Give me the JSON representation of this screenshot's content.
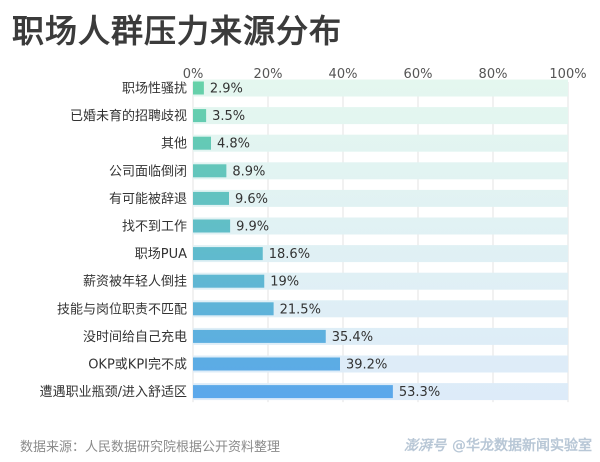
{
  "chart_data": {
    "type": "bar",
    "orientation": "horizontal",
    "title": "职场人群压力来源分布",
    "categories": [
      "职场性骚扰",
      "已婚未育的招聘歧视",
      "其他",
      "公司面临倒闭",
      "有可能被辞退",
      "找不到工作",
      "职场PUA",
      "薪资被年轻人倒挂",
      "技能与岗位职责不匹配",
      "没时间给自己充电",
      "OKP或KPI完不成",
      "遭遇职业瓶颈/进入舒适区"
    ],
    "values": [
      2.9,
      3.5,
      4.8,
      8.9,
      9.6,
      9.9,
      18.6,
      19,
      21.5,
      35.4,
      39.2,
      53.3
    ],
    "value_labels": [
      "2.9%",
      "3.5%",
      "4.8%",
      "8.9%",
      "9.6%",
      "9.9%",
      "18.6%",
      "19%",
      "21.5%",
      "35.4%",
      "39.2%",
      "53.3%"
    ],
    "xlim": [
      0,
      100
    ],
    "xticks": [
      "0%",
      "20%",
      "40%",
      "60%",
      "80%",
      "100%"
    ],
    "axis_position": "top",
    "grid": true,
    "colors": {
      "bar_gradient": [
        "#66d2a8",
        "#5ba7ec"
      ],
      "track_gradient": [
        "#e4f7ef",
        "#ddebf9"
      ],
      "text": "#333333"
    }
  },
  "footer": {
    "source": "数据来源：人民数据研究院根据公开资料整理",
    "platform": "澎湃号",
    "credit": "@华龙数据新闻实验室"
  }
}
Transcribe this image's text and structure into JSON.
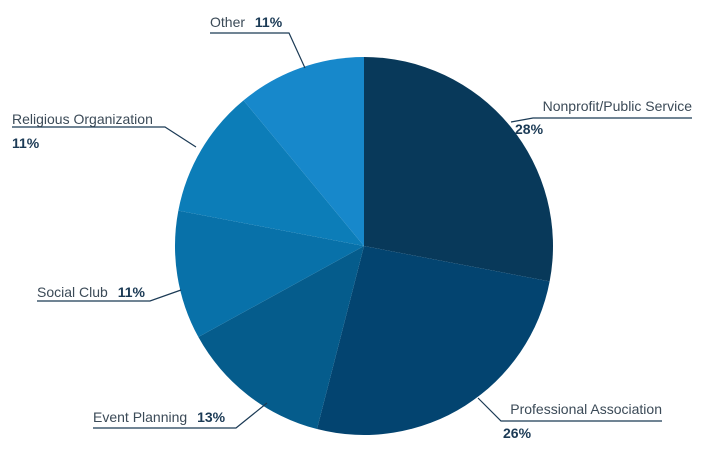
{
  "chart_data": {
    "type": "pie",
    "title": "",
    "start_angle_deg": 0,
    "direction": "clockwise",
    "legend": "none",
    "slices": [
      {
        "label": "Nonprofit/Public Service",
        "value": 28,
        "value_label": "28%",
        "color": "#08395a"
      },
      {
        "label": "Professional Association",
        "value": 26,
        "value_label": "26%",
        "color": "#034470"
      },
      {
        "label": "Event Planning",
        "value": 13,
        "value_label": "13%",
        "color": "#055c8c"
      },
      {
        "label": "Social Club",
        "value": 11,
        "value_label": "11%",
        "color": "#0871a9"
      },
      {
        "label": "Religious Organization",
        "value": 11,
        "value_label": "11%",
        "color": "#0c7db8"
      },
      {
        "label": "Other",
        "value": 11,
        "value_label": "11%",
        "color": "#1788cb"
      }
    ]
  }
}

---

▶ EXERCISE PROMPT
Leave the pictures out, and transcribe each of the records exactly.

▶ RESPONSE
Give me the JSON representation of this screenshot's content.
{
  "chart_data": {
    "type": "bar",
    "orientation": "horizontal",
    "title": "职场人群压力来源分布",
    "categories": [
      "职场性骚扰",
      "已婚未育的招聘歧视",
      "其他",
      "公司面临倒闭",
      "有可能被辞退",
      "找不到工作",
      "职场PUA",
      "薪资被年轻人倒挂",
      "技能与岗位职责不匹配",
      "没时间给自己充电",
      "OKP或KPI完不成",
      "遭遇职业瓶颈/进入舒适区"
    ],
    "values": [
      2.9,
      3.5,
      4.8,
      8.9,
      9.6,
      9.9,
      18.6,
      19,
      21.5,
      35.4,
      39.2,
      53.3
    ],
    "value_labels": [
      "2.9%",
      "3.5%",
      "4.8%",
      "8.9%",
      "9.6%",
      "9.9%",
      "18.6%",
      "19%",
      "21.5%",
      "35.4%",
      "39.2%",
      "53.3%"
    ],
    "xlim": [
      0,
      100
    ],
    "xticks": [
      "0%",
      "20%",
      "40%",
      "60%",
      "80%",
      "100%"
    ],
    "axis_position": "top",
    "grid": true,
    "colors": {
      "bar_gradient": [
        "#66d2a8",
        "#5ba7ec"
      ],
      "track_gradient": [
        "#e4f7ef",
        "#ddebf9"
      ],
      "text": "#333333"
    }
  },
  "footer": {
    "source": "数据来源：人民数据研究院根据公开资料整理",
    "platform": "澎湃号",
    "credit": "@华龙数据新闻实验室"
  }
}
Transcribe this image's text and structure into JSON.
{
  "chart_data": {
    "type": "pie",
    "title": "",
    "start_angle_deg": 0,
    "direction": "clockwise",
    "legend": "none",
    "slices": [
      {
        "label": "Nonprofit/Public Service",
        "value": 28,
        "value_label": "28%",
        "color": "#08395a"
      },
      {
        "label": "Professional Association",
        "value": 26,
        "value_label": "26%",
        "color": "#034470"
      },
      {
        "label": "Event Planning",
        "value": 13,
        "value_label": "13%",
        "color": "#055c8c"
      },
      {
        "label": "Social Club",
        "value": 11,
        "value_label": "11%",
        "color": "#0871a9"
      },
      {
        "label": "Religious Organization",
        "value": 11,
        "value_label": "11%",
        "color": "#0c7db8"
      },
      {
        "label": "Other",
        "value": 11,
        "value_label": "11%",
        "color": "#1788cb"
      }
    ]
  }
}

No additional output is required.